## The exercise
Search the records for the word "Power" and pick out every line that has it.

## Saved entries
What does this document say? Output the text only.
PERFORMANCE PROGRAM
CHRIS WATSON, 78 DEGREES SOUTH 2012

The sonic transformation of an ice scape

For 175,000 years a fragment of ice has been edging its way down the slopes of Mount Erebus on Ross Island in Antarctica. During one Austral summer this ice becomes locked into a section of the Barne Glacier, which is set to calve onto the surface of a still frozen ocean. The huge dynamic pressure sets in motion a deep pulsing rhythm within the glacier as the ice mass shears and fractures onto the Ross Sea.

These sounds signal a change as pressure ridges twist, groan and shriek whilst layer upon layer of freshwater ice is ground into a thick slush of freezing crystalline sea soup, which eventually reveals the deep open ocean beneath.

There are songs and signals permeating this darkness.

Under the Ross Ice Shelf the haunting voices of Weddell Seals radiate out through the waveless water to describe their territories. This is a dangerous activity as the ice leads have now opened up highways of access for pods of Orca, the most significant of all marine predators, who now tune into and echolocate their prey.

* * *

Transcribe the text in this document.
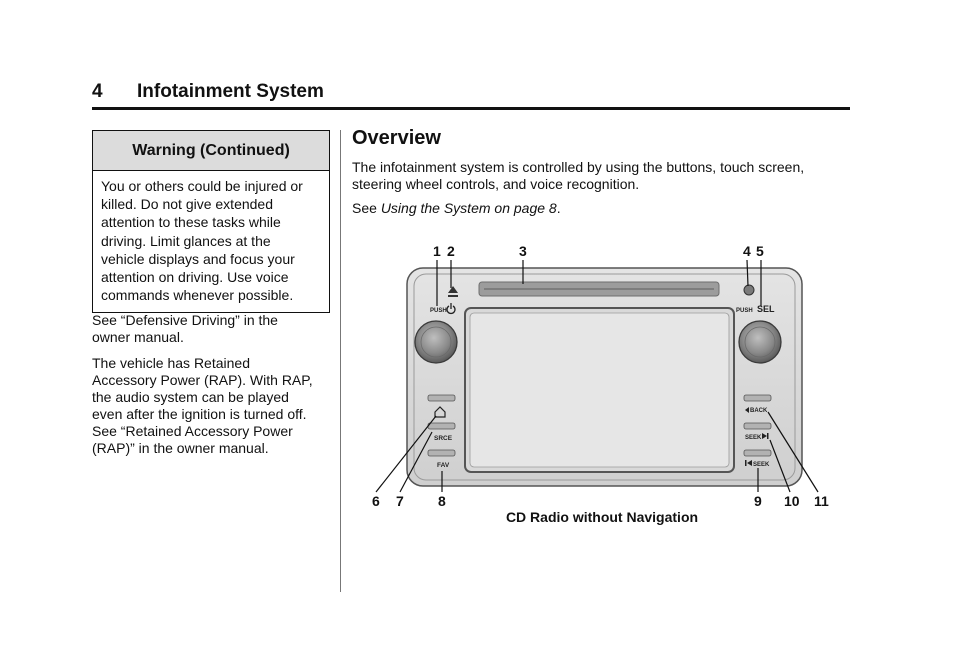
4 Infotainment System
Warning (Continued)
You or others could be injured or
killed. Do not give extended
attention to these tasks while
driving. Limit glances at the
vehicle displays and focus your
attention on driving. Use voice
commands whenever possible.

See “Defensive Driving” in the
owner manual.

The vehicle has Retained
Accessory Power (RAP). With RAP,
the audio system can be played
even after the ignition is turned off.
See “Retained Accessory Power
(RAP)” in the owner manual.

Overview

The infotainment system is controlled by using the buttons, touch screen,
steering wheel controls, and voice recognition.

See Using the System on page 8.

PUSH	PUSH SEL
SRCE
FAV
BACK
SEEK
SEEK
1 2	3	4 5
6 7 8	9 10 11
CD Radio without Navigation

--

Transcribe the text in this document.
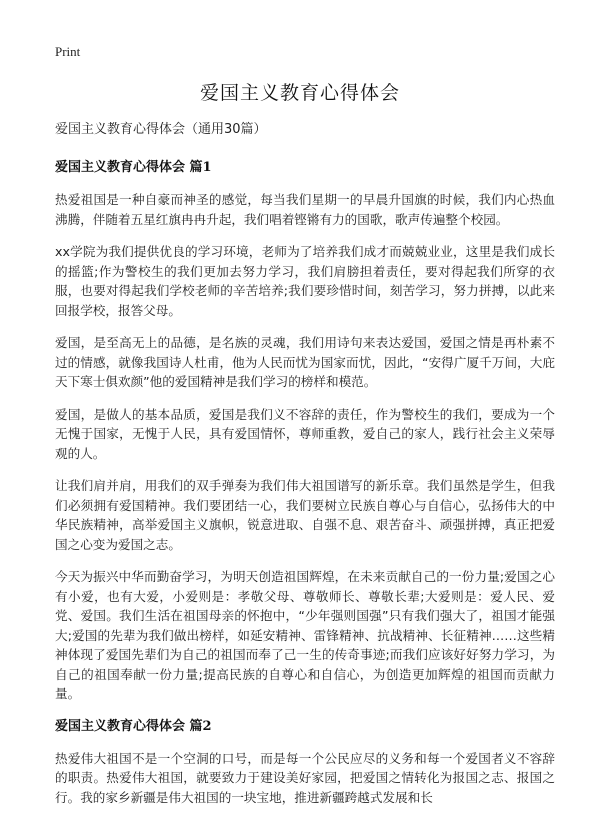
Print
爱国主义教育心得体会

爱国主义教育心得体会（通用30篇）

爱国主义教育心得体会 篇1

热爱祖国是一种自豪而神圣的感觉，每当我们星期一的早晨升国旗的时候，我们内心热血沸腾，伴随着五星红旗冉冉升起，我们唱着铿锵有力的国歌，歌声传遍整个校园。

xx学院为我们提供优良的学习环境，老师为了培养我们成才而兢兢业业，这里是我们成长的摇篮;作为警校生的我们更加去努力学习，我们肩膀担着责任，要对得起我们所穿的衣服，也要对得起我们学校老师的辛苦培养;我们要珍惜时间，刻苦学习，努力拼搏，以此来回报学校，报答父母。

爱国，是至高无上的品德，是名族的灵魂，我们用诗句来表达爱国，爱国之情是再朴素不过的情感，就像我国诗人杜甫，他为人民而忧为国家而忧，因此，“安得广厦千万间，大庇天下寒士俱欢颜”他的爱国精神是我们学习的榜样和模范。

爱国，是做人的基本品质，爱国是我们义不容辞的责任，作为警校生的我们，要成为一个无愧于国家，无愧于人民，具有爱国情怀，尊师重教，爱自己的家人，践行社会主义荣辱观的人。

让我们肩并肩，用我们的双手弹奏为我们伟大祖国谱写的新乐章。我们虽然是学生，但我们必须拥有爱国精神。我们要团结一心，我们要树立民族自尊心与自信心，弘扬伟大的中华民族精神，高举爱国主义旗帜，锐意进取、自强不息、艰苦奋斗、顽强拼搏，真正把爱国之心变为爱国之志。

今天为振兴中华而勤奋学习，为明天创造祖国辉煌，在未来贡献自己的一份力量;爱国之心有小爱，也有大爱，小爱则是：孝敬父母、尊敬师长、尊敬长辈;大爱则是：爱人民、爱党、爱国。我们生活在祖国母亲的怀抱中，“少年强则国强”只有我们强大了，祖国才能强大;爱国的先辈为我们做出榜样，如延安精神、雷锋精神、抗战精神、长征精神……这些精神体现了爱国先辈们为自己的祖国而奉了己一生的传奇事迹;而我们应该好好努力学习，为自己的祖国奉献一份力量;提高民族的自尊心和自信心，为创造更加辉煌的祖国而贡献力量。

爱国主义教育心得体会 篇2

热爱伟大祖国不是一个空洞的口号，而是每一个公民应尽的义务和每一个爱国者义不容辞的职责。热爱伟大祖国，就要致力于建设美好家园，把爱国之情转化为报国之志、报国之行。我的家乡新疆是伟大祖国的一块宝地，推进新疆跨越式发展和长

## Result
Accessory Power (RAP). With RAP,
See “Retained Accessory Power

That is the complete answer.